• INSTRUCTIONS TO FOLLOW:
Using the material that follows, identify and copy each line with the string "depuis".

Dataset items
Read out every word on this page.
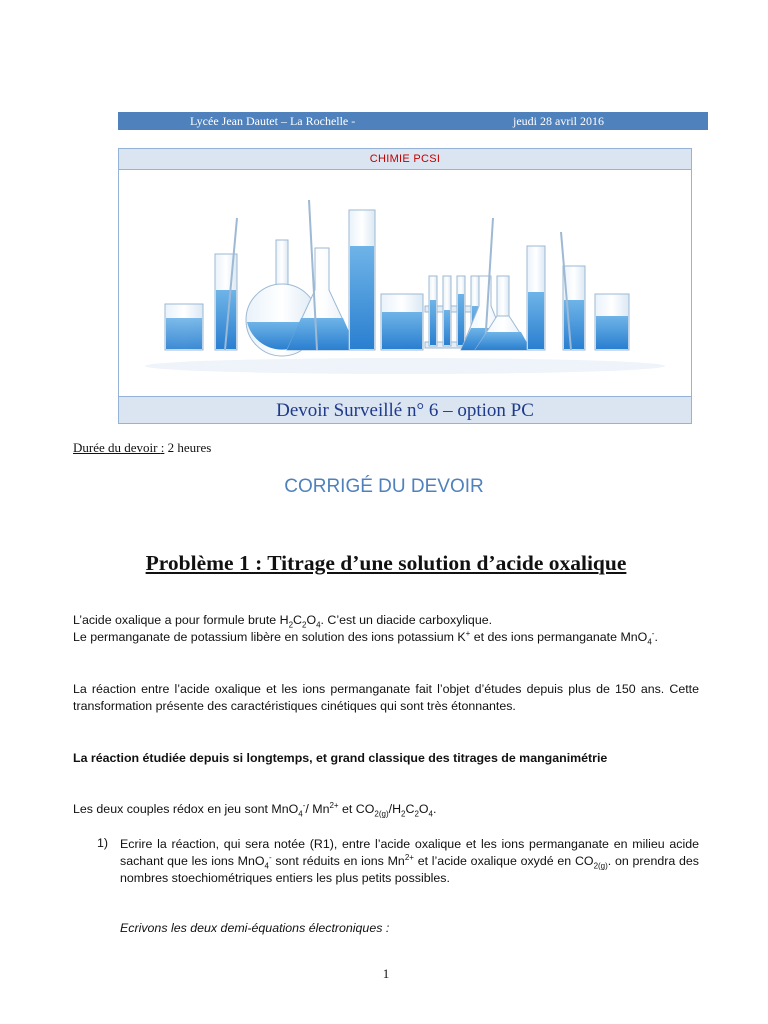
Lycée Jean Dautet – La Rochelle -	jeudi 28 avril 2016
CHIMIE PCSI
Devoir Surveillé n° 6 – option PC
Durée du devoir : 2 heures
CORRIGÉ DU DEVOIR
Problème 1 : Titrage d’une solution d’acide oxalique
L’acide oxalique a pour formule brute $H_2C_2O_4$. C’est un diacide carboxylique.
Le permanganate de potassium libère en solution des ions potassium K+ et des ions permanganate MnO$_4$-.
La réaction entre l’acide oxalique et les ions permanganate fait l’objet d’études depuis plus de 150 ans. Cette transformation présente des caractéristiques cinétiques qui sont très étonnantes.
La réaction étudiée depuis si longtemps, et grand classique des titrages de manganimétrie
Les deux couples rédox en jeu sont MnO$_4$-/ $Mn^{2+}$ et $CO_{2(g)}/H_2C_2O_4$.
1) Ecrire la réaction, qui sera notée (R1), entre l’acide oxalique et les ions permanganate en milieu acide sachant que les ions MnO$_4$- sont réduits en ions $Mn^{2+}$ et l’acide oxalique oxydé en $CO_{2(g)}$. on prendra des nombres stoechiométriques entiers les plus petits possibles.
Ecrivons les deux demi-équations électroniques :
1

• RESPONSE:
La réaction entre l’acide oxalique et les ions permanganate fait l’objet d’études depuis plus de 150 ans. Cette transformation présente des caractéristiques cinétiques qui sont très étonnantes.
La réaction étudiée depuis si longtemps, et grand classique des titrages de manganimétrie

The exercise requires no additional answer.